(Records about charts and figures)

::::::

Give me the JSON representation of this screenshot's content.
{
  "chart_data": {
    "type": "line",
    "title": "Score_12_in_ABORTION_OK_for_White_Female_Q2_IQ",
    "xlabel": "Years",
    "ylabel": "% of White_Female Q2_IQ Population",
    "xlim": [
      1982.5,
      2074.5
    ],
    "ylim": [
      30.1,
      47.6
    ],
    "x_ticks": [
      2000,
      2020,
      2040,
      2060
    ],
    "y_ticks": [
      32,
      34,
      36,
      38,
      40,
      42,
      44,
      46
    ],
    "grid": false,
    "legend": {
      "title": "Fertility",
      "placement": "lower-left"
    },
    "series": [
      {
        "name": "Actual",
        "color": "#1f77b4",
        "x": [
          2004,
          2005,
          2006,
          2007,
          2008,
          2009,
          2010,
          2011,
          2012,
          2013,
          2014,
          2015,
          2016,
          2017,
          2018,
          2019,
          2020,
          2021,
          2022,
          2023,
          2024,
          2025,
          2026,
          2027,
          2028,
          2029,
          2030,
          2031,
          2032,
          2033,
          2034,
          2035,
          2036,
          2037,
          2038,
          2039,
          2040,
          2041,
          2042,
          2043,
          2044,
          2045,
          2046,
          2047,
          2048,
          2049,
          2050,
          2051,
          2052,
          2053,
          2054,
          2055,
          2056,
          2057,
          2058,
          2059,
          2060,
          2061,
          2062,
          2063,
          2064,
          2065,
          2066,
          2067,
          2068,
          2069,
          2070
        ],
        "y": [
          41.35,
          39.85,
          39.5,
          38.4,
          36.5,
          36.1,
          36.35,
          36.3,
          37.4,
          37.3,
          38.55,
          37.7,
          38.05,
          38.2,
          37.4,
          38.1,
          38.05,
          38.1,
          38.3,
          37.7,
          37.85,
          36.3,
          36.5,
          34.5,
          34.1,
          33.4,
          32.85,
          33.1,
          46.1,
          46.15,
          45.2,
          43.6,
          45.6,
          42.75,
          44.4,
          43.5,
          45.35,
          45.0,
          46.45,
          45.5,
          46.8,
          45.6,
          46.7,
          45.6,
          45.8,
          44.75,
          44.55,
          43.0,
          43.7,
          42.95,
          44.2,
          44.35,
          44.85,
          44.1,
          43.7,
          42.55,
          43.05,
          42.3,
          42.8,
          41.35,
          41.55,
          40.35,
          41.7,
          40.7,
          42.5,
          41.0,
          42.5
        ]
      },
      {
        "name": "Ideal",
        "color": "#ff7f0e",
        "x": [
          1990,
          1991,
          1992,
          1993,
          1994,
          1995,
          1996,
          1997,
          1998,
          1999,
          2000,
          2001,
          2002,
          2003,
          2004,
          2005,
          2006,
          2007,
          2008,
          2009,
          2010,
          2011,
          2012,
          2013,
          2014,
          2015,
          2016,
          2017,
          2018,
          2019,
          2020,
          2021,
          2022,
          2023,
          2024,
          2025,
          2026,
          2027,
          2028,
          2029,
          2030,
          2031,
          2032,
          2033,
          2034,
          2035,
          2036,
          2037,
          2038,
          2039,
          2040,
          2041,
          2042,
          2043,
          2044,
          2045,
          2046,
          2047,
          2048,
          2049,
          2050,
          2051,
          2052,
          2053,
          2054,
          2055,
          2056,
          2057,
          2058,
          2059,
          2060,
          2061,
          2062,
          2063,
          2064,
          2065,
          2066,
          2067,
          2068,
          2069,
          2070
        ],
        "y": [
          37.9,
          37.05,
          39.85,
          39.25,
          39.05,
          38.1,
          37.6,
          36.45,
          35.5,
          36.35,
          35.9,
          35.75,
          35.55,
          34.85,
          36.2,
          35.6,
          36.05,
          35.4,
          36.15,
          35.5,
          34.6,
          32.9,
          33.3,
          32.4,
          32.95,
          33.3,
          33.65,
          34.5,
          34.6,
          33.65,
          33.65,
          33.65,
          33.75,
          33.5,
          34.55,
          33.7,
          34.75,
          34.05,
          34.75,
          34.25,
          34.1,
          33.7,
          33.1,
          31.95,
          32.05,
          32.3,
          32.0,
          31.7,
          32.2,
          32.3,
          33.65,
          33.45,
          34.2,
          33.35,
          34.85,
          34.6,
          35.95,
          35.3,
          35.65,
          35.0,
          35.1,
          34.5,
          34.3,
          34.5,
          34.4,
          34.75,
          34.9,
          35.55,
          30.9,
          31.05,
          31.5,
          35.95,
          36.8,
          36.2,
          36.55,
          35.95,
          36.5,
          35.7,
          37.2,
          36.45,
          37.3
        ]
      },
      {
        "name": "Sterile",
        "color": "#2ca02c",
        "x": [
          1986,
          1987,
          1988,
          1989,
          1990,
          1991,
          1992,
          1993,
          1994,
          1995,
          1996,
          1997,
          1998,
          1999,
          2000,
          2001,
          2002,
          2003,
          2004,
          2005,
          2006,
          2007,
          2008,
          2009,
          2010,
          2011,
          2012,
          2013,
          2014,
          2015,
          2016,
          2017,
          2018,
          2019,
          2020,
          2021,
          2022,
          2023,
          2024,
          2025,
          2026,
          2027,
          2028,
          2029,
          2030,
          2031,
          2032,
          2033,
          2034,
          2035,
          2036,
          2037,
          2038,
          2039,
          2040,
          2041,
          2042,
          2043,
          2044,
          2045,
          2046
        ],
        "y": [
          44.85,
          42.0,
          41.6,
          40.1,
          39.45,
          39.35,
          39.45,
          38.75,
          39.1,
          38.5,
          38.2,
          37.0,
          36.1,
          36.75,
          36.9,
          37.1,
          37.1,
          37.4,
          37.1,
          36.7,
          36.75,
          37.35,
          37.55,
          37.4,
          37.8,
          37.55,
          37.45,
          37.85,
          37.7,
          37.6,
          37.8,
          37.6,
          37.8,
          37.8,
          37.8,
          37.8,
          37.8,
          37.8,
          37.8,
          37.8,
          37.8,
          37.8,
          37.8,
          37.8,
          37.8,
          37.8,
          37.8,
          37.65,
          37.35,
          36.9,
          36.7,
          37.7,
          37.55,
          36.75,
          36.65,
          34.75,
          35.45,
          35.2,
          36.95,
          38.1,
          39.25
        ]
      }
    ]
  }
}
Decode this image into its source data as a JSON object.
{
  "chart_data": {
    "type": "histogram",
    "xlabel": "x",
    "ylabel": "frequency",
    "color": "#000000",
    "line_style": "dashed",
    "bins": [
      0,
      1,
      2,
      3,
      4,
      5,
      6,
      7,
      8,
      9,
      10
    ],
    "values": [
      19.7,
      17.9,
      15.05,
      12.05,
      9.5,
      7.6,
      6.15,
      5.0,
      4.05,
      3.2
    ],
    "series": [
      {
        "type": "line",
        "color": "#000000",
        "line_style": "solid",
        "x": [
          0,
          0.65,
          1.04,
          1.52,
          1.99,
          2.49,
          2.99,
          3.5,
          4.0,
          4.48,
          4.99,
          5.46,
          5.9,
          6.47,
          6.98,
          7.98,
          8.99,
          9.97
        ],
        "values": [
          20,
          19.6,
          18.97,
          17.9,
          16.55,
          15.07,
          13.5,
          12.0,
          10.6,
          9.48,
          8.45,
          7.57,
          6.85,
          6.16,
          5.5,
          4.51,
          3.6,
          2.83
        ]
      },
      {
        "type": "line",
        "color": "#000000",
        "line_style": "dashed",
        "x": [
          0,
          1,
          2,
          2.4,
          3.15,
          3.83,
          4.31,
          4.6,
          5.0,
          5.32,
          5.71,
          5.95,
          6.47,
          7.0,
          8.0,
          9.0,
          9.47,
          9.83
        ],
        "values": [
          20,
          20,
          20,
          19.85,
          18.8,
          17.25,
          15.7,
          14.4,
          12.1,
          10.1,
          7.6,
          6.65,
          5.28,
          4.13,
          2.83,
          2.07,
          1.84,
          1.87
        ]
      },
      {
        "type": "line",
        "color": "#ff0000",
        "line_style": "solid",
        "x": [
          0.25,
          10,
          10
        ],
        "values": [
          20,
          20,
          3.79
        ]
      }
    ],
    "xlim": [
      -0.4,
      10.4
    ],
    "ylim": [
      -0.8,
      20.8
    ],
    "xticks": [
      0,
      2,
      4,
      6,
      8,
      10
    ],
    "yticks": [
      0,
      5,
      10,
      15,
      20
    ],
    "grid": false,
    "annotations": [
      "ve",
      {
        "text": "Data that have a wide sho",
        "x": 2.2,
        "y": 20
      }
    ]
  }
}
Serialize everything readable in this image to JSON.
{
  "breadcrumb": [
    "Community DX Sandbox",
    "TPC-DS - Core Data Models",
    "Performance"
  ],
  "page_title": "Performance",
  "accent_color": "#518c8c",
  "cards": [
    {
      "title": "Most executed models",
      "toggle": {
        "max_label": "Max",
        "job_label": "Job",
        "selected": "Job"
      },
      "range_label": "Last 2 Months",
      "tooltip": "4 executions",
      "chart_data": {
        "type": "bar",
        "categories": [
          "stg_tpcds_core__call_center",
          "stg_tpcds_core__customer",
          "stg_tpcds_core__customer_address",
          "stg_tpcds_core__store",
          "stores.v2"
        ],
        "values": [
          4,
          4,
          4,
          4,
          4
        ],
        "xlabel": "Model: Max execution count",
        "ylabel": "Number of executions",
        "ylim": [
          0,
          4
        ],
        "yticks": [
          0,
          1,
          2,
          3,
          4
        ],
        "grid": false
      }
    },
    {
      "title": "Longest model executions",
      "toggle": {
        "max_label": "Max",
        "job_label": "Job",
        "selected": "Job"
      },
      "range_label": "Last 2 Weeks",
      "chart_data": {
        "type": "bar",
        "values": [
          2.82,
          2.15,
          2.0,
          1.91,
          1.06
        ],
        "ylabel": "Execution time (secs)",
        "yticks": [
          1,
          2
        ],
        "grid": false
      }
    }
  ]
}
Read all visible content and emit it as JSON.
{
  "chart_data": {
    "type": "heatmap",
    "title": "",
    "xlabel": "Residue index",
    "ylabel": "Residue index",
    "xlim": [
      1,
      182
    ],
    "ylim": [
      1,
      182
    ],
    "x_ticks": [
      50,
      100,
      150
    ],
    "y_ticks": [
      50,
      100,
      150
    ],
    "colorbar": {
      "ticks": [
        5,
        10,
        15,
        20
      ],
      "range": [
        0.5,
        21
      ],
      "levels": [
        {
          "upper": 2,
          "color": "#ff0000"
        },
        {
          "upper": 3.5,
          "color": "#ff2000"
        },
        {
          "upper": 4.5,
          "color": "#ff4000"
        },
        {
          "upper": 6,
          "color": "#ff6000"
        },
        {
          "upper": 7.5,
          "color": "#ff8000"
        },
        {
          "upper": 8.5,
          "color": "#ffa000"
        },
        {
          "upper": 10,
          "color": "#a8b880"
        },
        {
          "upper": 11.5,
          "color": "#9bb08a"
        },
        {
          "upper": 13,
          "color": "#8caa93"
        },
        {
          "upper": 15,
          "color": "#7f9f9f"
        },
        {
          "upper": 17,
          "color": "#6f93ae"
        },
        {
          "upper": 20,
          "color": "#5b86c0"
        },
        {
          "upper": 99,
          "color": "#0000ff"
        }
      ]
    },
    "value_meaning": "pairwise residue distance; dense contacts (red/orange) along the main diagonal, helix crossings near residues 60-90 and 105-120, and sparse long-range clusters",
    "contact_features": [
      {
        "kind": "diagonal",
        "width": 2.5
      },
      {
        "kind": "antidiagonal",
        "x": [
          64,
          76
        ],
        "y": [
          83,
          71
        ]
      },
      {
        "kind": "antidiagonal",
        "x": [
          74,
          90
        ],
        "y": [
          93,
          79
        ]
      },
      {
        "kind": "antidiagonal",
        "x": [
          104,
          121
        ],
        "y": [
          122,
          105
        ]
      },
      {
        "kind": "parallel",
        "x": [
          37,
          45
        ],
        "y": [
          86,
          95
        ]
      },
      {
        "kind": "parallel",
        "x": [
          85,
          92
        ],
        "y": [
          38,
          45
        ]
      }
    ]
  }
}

::::::

Short problem:
Determine how many lines of the material include the string "ylabel". Output only that count.

Output of the task:
5